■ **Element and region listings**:
________________________________________

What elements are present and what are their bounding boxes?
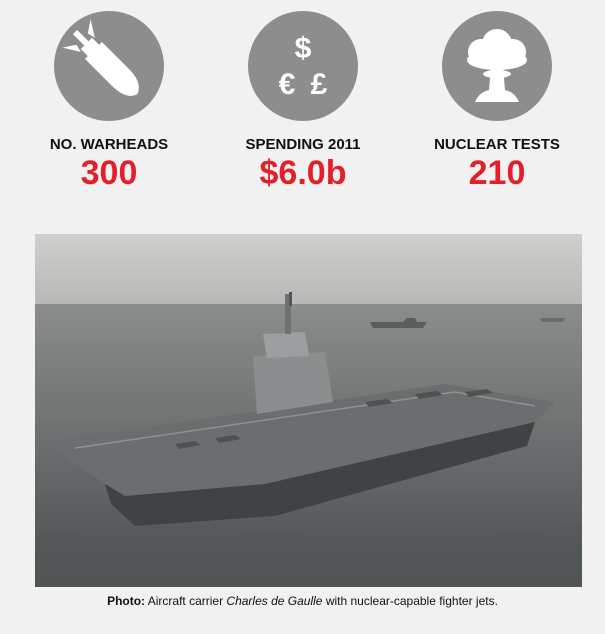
stat-spending: $ € £ SPENDING 2011 $6.0b [206,10,400,191]
stat-tests: NUCLEAR TESTS 210 [400,10,594,191]
icon-symbol: £ [311,68,328,101]
icon-symbol: € [279,68,296,101]
caption-prefix: Photo: [107,594,145,608]
caption-text: Aircraft carrier [148,594,223,608]
stat-label: SPENDING 2011 [206,136,400,153]
infographic: NO. WARHEADS 300 $ € £ SPENDING 2011 $6.… [0,0,605,634]
stat-label: NUCLEAR TESTS [400,136,594,153]
stat-label: NO. WARHEADS [12,136,206,153]
icon-symbol: $ [295,32,312,65]
bomb-icon [53,10,165,122]
photo [35,234,582,587]
ship-name: Charles de Gaulle [226,594,322,608]
stat-value: $6.0b [206,155,400,191]
currency-icon: $ € £ [247,10,359,122]
stat-value: 300 [12,155,206,191]
stat-value: 210 [400,155,594,191]
photo-caption: Photo: Aircraft carrier Charles de Gaull… [0,594,605,608]
caption-text: with nuclear-capable fighter jets. [326,594,498,608]
stat-warheads: NO. WARHEADS 300 [12,10,206,191]
mushroom-cloud-icon [441,10,553,122]
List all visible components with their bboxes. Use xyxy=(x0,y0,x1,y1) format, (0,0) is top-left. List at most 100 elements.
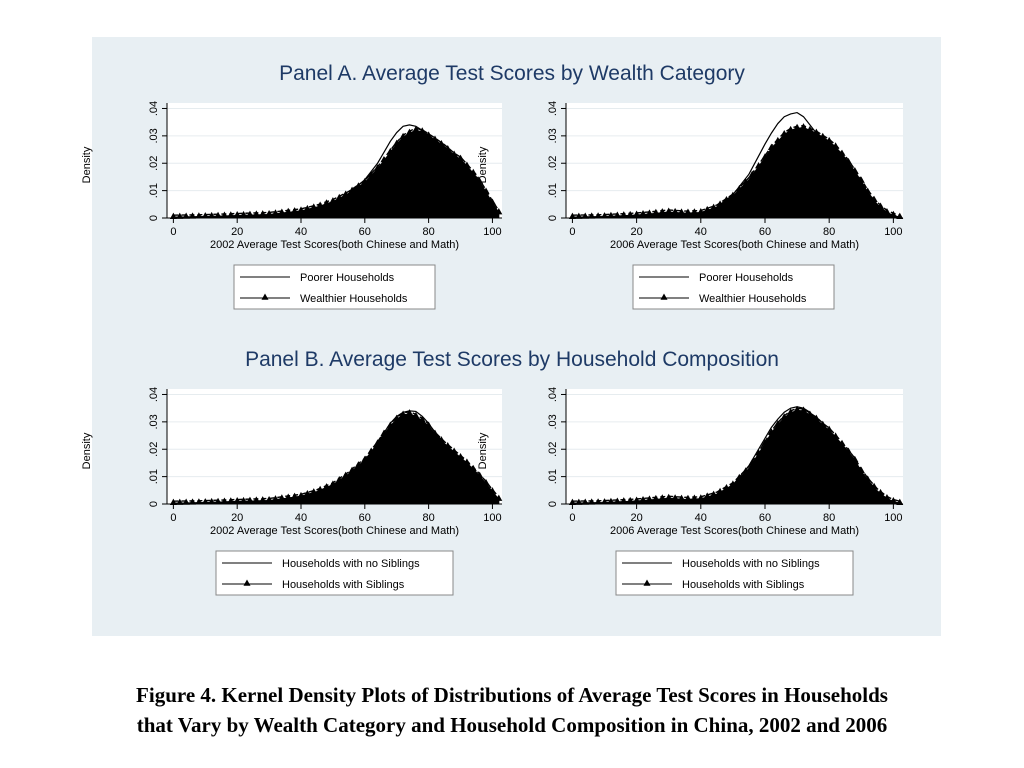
y-tick-label: .04 xyxy=(148,101,160,116)
legend-label: Households with no Siblings xyxy=(682,558,820,570)
series-marker xyxy=(780,129,788,137)
legend-marker xyxy=(261,293,269,300)
series-line-poorer-households xyxy=(572,111,900,218)
y-tick-label: .04 xyxy=(547,387,559,402)
legend-box xyxy=(233,264,436,310)
x-tick-label: 40 xyxy=(695,512,707,524)
series-marker xyxy=(374,164,382,171)
series-marker xyxy=(450,150,458,157)
caption-line-2: that Vary by Wealth Category and Househo… xyxy=(136,713,888,737)
series-marker xyxy=(864,187,872,194)
series-marker xyxy=(767,428,775,435)
series-marker xyxy=(806,410,814,417)
series-marker xyxy=(412,125,420,133)
series-marker xyxy=(774,136,782,144)
x-tick-label: 0 xyxy=(569,512,575,524)
series-marker xyxy=(819,420,827,427)
series-marker xyxy=(800,406,808,413)
figure-caption: Figure 4. Kernel Density Plots of Distri… xyxy=(0,680,1024,740)
series-marker xyxy=(665,207,673,214)
y-tick-label: .03 xyxy=(148,414,160,429)
series-marker xyxy=(735,185,743,192)
series-marker xyxy=(825,136,833,144)
series-marker xyxy=(437,140,445,147)
y-tick-label: 0 xyxy=(547,501,559,507)
y-tick-label: .01 xyxy=(148,469,160,484)
legend-marker xyxy=(243,579,251,586)
x-tick-label: 0 xyxy=(569,226,575,238)
series-marker xyxy=(761,439,769,446)
panel-a-title: Panel A. Average Test Scores by Wealth C… xyxy=(279,62,745,85)
series-marker xyxy=(883,208,891,215)
x-tick-label: 80 xyxy=(823,512,835,524)
series-marker xyxy=(755,449,763,456)
y-tick-label: .02 xyxy=(148,442,160,457)
x-tick-label: 100 xyxy=(884,512,902,524)
x-tick-label: 80 xyxy=(422,512,434,524)
y-tick-label: 0 xyxy=(547,215,559,221)
series-marker xyxy=(361,177,369,185)
x-tick-label: 40 xyxy=(695,226,707,238)
series-marker xyxy=(658,208,666,215)
x-tick-label: 100 xyxy=(884,226,902,238)
series-marker xyxy=(342,190,350,197)
y-tick-label: .03 xyxy=(547,414,559,429)
series-marker xyxy=(367,171,375,178)
x-tick-label: 60 xyxy=(759,512,771,524)
series-marker xyxy=(870,482,878,490)
legend-label: Wealthier Households xyxy=(699,293,807,305)
legend-label: Households with Siblings xyxy=(682,579,805,591)
series-marker xyxy=(800,123,808,130)
series-marker xyxy=(832,142,840,149)
series-marker xyxy=(780,413,788,420)
series-marker xyxy=(652,208,660,216)
series-marker xyxy=(444,145,452,152)
series-marker xyxy=(793,123,801,130)
legend-label: Households with Siblings xyxy=(282,579,405,591)
y-tick-label: .01 xyxy=(547,469,559,484)
panel-b-title: Panel B. Average Test Scores by Househol… xyxy=(245,348,779,371)
series-marker xyxy=(812,128,820,135)
x-tick-label: 40 xyxy=(295,226,307,238)
series-marker xyxy=(342,471,350,478)
legend-box xyxy=(632,264,835,310)
legend-box xyxy=(215,550,454,596)
series-marker xyxy=(684,208,692,215)
legend-marker xyxy=(660,293,668,300)
y-tick-label: 0 xyxy=(148,501,160,507)
series-marker xyxy=(716,487,724,495)
series-marker xyxy=(412,411,420,419)
series-marker xyxy=(374,439,382,446)
y-tick-label: .02 xyxy=(148,156,160,171)
series-marker xyxy=(399,410,407,417)
x-tick-label: 20 xyxy=(231,226,243,238)
x-tick-label: 0 xyxy=(170,512,176,524)
series-line-poorer-households xyxy=(173,124,500,218)
series-marker xyxy=(393,414,401,421)
caption-line-1: Figure 4. Kernel Density Plots of Distri… xyxy=(136,683,888,707)
series-marker xyxy=(883,494,891,501)
series-marker xyxy=(774,420,782,427)
series-marker xyxy=(444,442,452,449)
series-marker xyxy=(812,414,820,421)
series-marker xyxy=(405,409,413,416)
legend-box xyxy=(615,550,854,596)
series-marker xyxy=(716,200,724,207)
chart-3: 0 .01 .02 .03 .04 0 20 40 60 80 100 2002 Average Te… xyxy=(81,387,503,596)
series-marker xyxy=(857,466,865,473)
legend-label: Households with no Siblings xyxy=(282,558,420,570)
x-tick-label: 60 xyxy=(359,512,371,524)
x-tick-label: 20 xyxy=(630,512,642,524)
y-tick-label: .02 xyxy=(547,156,559,171)
x-tick-label: 0 xyxy=(170,226,176,238)
series-line-households-with-no-siblings xyxy=(572,406,900,504)
series-marker xyxy=(348,466,356,473)
x-axis-title: 2006 Average Test Scores(both Chinese an… xyxy=(610,525,859,537)
series-marker xyxy=(748,170,756,178)
x-tick-label: 20 xyxy=(231,512,243,524)
series-line-households-with-no-siblings xyxy=(173,410,500,505)
series-marker xyxy=(361,455,369,462)
series-marker xyxy=(671,207,679,215)
series-marker xyxy=(386,147,394,155)
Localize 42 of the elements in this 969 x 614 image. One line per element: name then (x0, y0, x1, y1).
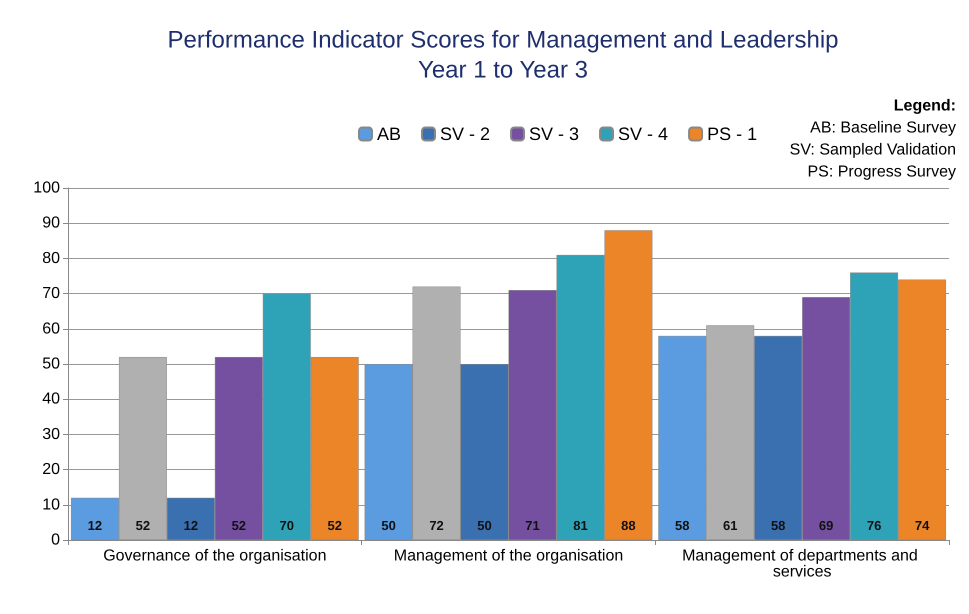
text: AB: Baseline Survey (810, 120, 956, 136)
y-tick-label: 10 (42, 496, 60, 514)
text: PS: Progress Survey (808, 164, 956, 180)
y-tick-label: 100 (33, 180, 60, 196)
x-tick-label: Management of the organisation (394, 548, 624, 564)
y-tick-label: 90 (42, 214, 60, 232)
data-label: 52 (136, 518, 150, 533)
x-tick-label: Governance of the organisation (103, 548, 326, 564)
text: SV: Sampled Validation (790, 142, 956, 158)
legend-label: SV - 4 (618, 124, 668, 144)
data-label: 52 (232, 518, 246, 533)
data-label: 50 (381, 518, 396, 533)
data-label: 81 (573, 518, 588, 533)
legend-label: PS - 1 (707, 124, 758, 144)
data-label: 58 (770, 518, 786, 533)
y-tick-label: 40 (42, 390, 60, 408)
data-label: 74 (914, 518, 930, 533)
data-label: 12 (88, 518, 102, 533)
data-label: 52 (328, 518, 342, 533)
y-tick-label: 0 (51, 532, 60, 548)
y-tick-label: 50 (42, 356, 60, 372)
y-tick-label: 30 (42, 426, 60, 443)
data-label: 61 (722, 518, 738, 533)
legend-label: SV - 2 (440, 124, 490, 144)
data-label: 70 (280, 518, 294, 533)
data-label: 71 (525, 518, 540, 533)
data-label: 72 (429, 518, 444, 533)
legend-label: SV - 3 (529, 124, 580, 144)
y-tick-label: 60 (42, 320, 60, 338)
text: Legend: (894, 98, 956, 114)
data-label: 76 (866, 518, 882, 533)
data-label: 88 (621, 518, 636, 533)
legend-label: AB (377, 124, 402, 144)
chart-title: Performance Indicator Scores for Management and Leadership Year 1 to Year 3 (167, 26, 839, 84)
y-tick-label: 80 (42, 250, 60, 267)
data-label: 58 (675, 518, 690, 533)
x-tick-label: Management of departments and services (682, 548, 922, 580)
y-tick-label: 20 (42, 461, 60, 478)
data-label: 69 (818, 518, 834, 533)
y-tick-label: 70 (42, 285, 60, 302)
data-label: 12 (184, 518, 198, 533)
data-label: 50 (477, 518, 492, 533)
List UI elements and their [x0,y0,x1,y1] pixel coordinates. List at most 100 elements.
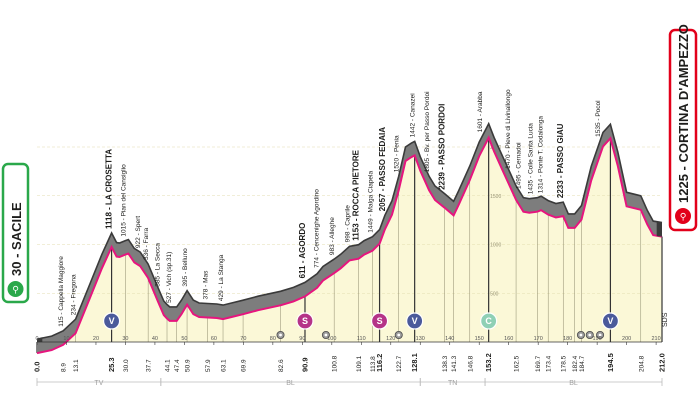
axis-tick-label: 20 [93,336,99,342]
place-separator: - [182,270,189,276]
place-separator: - [410,117,417,123]
region-bar: TV BL TN BL [36,378,663,387]
place-altitude: 1535 [595,122,602,137]
place-name: La Secca [154,243,161,270]
axis-tick-label: 130 [416,336,425,342]
km-label: 82.6 [278,359,285,372]
place-separator: - [438,165,447,172]
place-label: 527 - Vich (sp.31) [166,252,173,303]
place-label: 378 - Mas [203,270,210,300]
axis-tick-label: 110 [357,336,366,342]
place-altitude: 2057 [378,193,387,211]
place-separator: - [424,152,431,158]
gpm-marker-symbol: V [109,316,115,326]
place-name: PASSO GIAU [556,123,565,173]
axis-tick-label: 200 [622,336,631,342]
start-name: SACILE [9,202,24,250]
place-separator: - [203,283,210,289]
feed-marker-symbol: C [485,316,492,326]
place-separator: - [58,311,65,317]
place-separator: - [352,216,361,223]
axis-tick-label: 90 [299,336,305,342]
place-label: 336 - Farra [143,227,150,260]
place-name: Fregona [71,274,78,299]
place-name: AGORDO [298,223,307,259]
gpm-marker [102,312,121,330]
place-separator: - [105,205,114,212]
profile-ridge [36,121,663,340]
start-block [37,337,43,342]
region-label: TN [448,380,457,387]
profile-band [37,123,662,354]
region-label: BL [569,380,578,387]
place-altitude: 983 [329,244,336,255]
start-flag-icon [7,281,24,297]
place-separator: - [505,149,512,155]
sprint-marker-symbol: S [377,316,383,326]
finish-block [656,222,662,237]
place-altitude: 922 [135,237,142,248]
place-altitude: 1118 [105,212,114,229]
place-separator: - [135,231,142,237]
place-label: 1153 - ROCCA PIETORE [352,149,361,240]
place-separator: - [71,299,78,305]
place-labels: 115 - Cappella Maggiore 234 - Fregona 1118… [58,89,602,327]
place-altitude: 1442 [410,123,417,138]
place-altitude: 1470 [505,154,512,169]
place-label: 2239 - PASSO PORDOI [438,104,447,190]
km-label: 63.1 [221,359,228,372]
place-name: Caprile [345,205,352,226]
axis-tick-label: 190 [593,336,602,342]
place-separator: - [595,117,602,123]
sprint-marker-symbol: S [302,316,308,326]
place-separator: - [120,216,127,222]
place-name: Bv. per Passo Pordoi [424,91,431,152]
place-altitude: 429 [218,290,225,301]
place-altitude: 1805 [424,157,431,172]
place-altitude: 1520 [394,157,401,172]
km-label: 178.5 [561,355,568,372]
place-separator: - [329,239,336,244]
gpm-marker [406,312,424,330]
place-altitude: 1314 [538,178,545,193]
place-name: Cappella Maggiore [58,256,65,311]
axis-tick-label: 210 [652,336,661,342]
scale-note: SDS [662,312,669,327]
sprint-marker [296,312,314,330]
place-altitude: 1015 [120,222,127,237]
km-label: 8.9 [61,363,68,372]
place-altitude: 1153 [352,223,361,241]
place-altitude: 2233 [556,180,565,198]
place-label: 998 - Caprile [345,205,352,243]
start-bike-glyph: ⚲ [12,285,19,295]
place-separator: - [477,113,484,118]
place-altitude: 395 [182,275,189,286]
km-label: 116.2 [375,354,384,372]
place-label: 1118 - LA CROSETTA [105,149,114,229]
timing-dot-core [598,333,602,337]
place-name: Farra [143,227,150,243]
axis-tick-label: 70 [240,336,246,342]
place-label: 1015 - Pian del Cansiglio [120,164,127,237]
place-separator: - [556,173,565,180]
km-label: 25.3 [107,357,116,372]
place-separator: - [298,259,307,266]
axis-tick-label: 100 [327,336,336,342]
place-altitude: 336 [143,249,150,260]
axis-tick-label: 0 [35,336,38,342]
km-label: 184.7 [579,355,586,372]
place-label: 1314 - Ponte T. Codalonga [538,116,545,194]
km-label: 146.8 [467,355,474,372]
place-label: 2233 - PASSO GIAU [556,123,565,198]
place-name: Mas [203,270,210,283]
axis-tick-label: 10 [63,336,69,342]
timing-dot-core [279,333,282,337]
place-label: 2057 - PASSO FEDAIA [378,127,387,212]
place-label: 385 - La Secca [154,243,161,287]
km-label: 13.1 [73,359,80,372]
profile-band-layer [36,121,663,355]
place-label: 983 - Alleghe [329,217,336,255]
place-label: 1535 - Pocol [595,100,602,137]
km-label: 57.9 [205,359,212,372]
start-label: 30 - SACILE [9,202,24,276]
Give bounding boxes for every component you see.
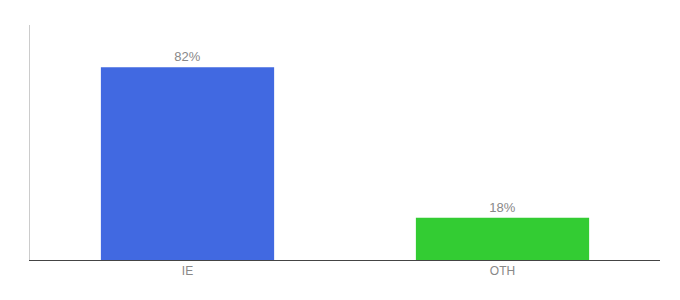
svg-text:OTH: OTH [490,264,515,278]
svg-text:IE: IE [182,264,193,278]
svg-text:18%: 18% [489,200,515,215]
svg-text:82%: 82% [174,49,200,64]
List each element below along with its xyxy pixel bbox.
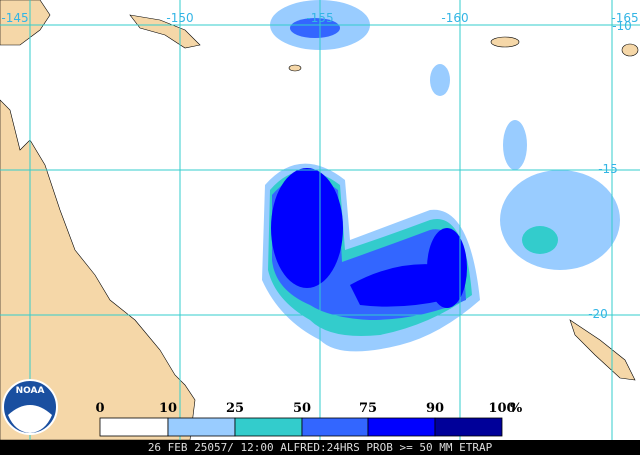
precip-area: [290, 18, 340, 38]
precip-area: [350, 264, 445, 307]
legend-swatch: [234, 417, 303, 437]
legend-swatch: [434, 417, 503, 437]
longitude-label: -145: [1, 11, 28, 25]
logo: NOAA: [2, 379, 58, 435]
legend-label: 90: [426, 401, 444, 416]
legend-label: 50: [293, 401, 311, 416]
legend-label: 0: [95, 401, 104, 416]
legend-swatch: [167, 417, 236, 437]
graticule: [0, 0, 640, 440]
legend-label: 10: [159, 401, 177, 416]
precip-area: [503, 120, 527, 170]
longitude-label: -150: [166, 11, 193, 25]
legend-swatch: [367, 417, 436, 437]
legend-swatch: [99, 417, 169, 437]
land: [0, 0, 51, 46]
legend-label: 25: [226, 401, 244, 416]
legend-swatch: [301, 417, 369, 437]
latitude-label: -15: [598, 162, 618, 176]
longitude-label: -160: [441, 11, 468, 25]
legend-unit: %: [510, 401, 523, 416]
island: [490, 36, 520, 48]
logo-text: NOAA: [16, 386, 45, 396]
island: [621, 43, 639, 57]
legend-label: 75: [359, 401, 377, 416]
caption-bar: [0, 440, 640, 455]
precip: [262, 0, 620, 352]
island: [569, 319, 636, 381]
longitude-label: -155: [306, 11, 333, 25]
legend-label: 100: [488, 401, 515, 416]
latitude-label: -10: [612, 19, 632, 33]
precip-area: [271, 168, 343, 288]
island: [288, 64, 302, 72]
caption: 26 FEB 25057/ 12:00 ALFRED:24HRS PROB >=…: [148, 441, 493, 454]
precip-area: [522, 226, 558, 254]
longitude-label: -165: [611, 11, 638, 25]
precip-area: [500, 170, 620, 270]
island: [129, 14, 201, 49]
precip-area: [430, 64, 450, 96]
latitude-label: -20: [588, 307, 608, 321]
land: [0, 99, 196, 441]
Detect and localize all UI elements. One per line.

________________________________________

Recast the data lines starting at the line containing "y-tick-label: .04 xyxy=(148,101,160,116)" and ending at the line containing "series-marker xyxy=(412,125,420,133)" as a JSON list of strings, one string per line, leaving out any blank lines.

■ **Result of the exercise**:
[
  "y-tick-label: .04 xyxy=(148,101,160,116)",
  "legend-label: Households with no Siblings xyxy=(682,558,820,570)",
  "series-marker xyxy=(780,129,788,137)",
  "legend-marker xyxy=(261,293,269,300)",
  "series-line-poorer-households xyxy=(572,111,900,218)",
  "y-tick-label: .04 xyxy=(547,387,559,402)",
  "legend-box xyxy=(233,264,436,310)",
  "x-tick-label: 40 xyxy=(695,512,707,524)",
  "series-marker xyxy=(374,164,382,171)",
  "series-marker xyxy=(450,150,458,157)",
  "caption-line-2: that Vary by Wealth Category and Househo… xyxy=(136,713,888,737)",
  "series-marker xyxy=(864,187,872,194)",
  "series-marker xyxy=(767,428,775,435)",
  "series-marker xyxy=(806,410,814,417)",
  "series-marker xyxy=(412,125,420,133)"
]